**DO THIS**
Quote every entry word for word.

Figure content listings
begin

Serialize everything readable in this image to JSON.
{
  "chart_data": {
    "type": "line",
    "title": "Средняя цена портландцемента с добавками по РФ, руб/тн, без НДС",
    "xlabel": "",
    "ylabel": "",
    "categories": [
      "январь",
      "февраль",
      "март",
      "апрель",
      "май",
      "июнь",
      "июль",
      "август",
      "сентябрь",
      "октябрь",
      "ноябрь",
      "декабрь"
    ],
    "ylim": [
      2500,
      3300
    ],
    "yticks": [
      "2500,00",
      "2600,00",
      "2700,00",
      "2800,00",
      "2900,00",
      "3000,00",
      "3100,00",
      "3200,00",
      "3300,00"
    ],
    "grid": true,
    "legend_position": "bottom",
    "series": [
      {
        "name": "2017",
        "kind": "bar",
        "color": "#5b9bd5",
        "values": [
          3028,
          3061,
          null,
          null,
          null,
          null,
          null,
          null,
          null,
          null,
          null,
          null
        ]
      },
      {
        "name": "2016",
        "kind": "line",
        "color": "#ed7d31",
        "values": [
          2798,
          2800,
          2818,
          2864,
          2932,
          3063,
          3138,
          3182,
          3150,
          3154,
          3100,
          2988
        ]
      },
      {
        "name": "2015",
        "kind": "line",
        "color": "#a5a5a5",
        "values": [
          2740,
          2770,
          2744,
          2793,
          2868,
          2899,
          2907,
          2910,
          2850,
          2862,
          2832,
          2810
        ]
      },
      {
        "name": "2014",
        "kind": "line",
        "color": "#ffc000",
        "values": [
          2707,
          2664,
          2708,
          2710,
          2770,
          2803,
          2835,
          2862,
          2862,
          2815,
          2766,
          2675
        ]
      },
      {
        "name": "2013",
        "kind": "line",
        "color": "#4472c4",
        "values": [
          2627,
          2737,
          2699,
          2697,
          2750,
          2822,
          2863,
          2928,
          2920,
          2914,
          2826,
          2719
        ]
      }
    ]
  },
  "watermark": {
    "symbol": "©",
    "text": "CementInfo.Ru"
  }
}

end

**SOLUTION FOR THIS PROBLEM**
Serialize everything readable in this image to JSON.
{
  "chart_data": {
    "type": "line",
    "title": "Средняя цена портландцемента с добавками по РФ, руб/тн, без НДС",
    "xlabel": "",
    "ylabel": "",
    "categories": [
      "январь",
      "февраль",
      "март",
      "апрель",
      "май",
      "июнь",
      "июль",
      "август",
      "сентябрь",
      "октябрь",
      "ноябрь",
      "декабрь"
    ],
    "ylim": [
      2500,
      3300
    ],
    "yticks": [
      "2500,00",
      "2600,00",
      "2700,00",
      "2800,00",
      "2900,00",
      "3000,00",
      "3100,00",
      "3200,00",
      "3300,00"
    ],
    "grid": true,
    "legend_position": "bottom",
    "series": [
      {
        "name": "2017",
        "kind": "bar",
        "color": "#5b9bd5",
        "values": [
          3028,
          3061,
          null,
          null,
          null,
          null,
          null,
          null,
          null,
          null,
          null,
          null
        ]
      },
      {
        "name": "2016",
        "kind": "line",
        "color": "#ed7d31",
        "values": [
          2798,
          2800,
          2818,
          2864,
          2932,
          3063,
          3138,
          3182,
          3150,
          3154,
          3100,
          2988
        ]
      },
      {
        "name": "2015",
        "kind": "line",
        "color": "#a5a5a5",
        "values": [
          2740,
          2770,
          2744,
          2793,
          2868,
          2899,
          2907,
          2910,
          2850,
          2862,
          2832,
          2810
        ]
      },
      {
        "name": "2014",
        "kind": "line",
        "color": "#ffc000",
        "values": [
          2707,
          2664,
          2708,
          2710,
          2770,
          2803,
          2835,
          2862,
          2862,
          2815,
          2766,
          2675
        ]
      },
      {
        "name": "2013",
        "kind": "line",
        "color": "#4472c4",
        "values": [
          2627,
          2737,
          2699,
          2697,
          2750,
          2822,
          2863,
          2928,
          2920,
          2914,
          2826,
          2719
        ]
      }
    ]
  },
  "watermark": {
    "symbol": "©",
    "text": "CementInfo.Ru"
  }
}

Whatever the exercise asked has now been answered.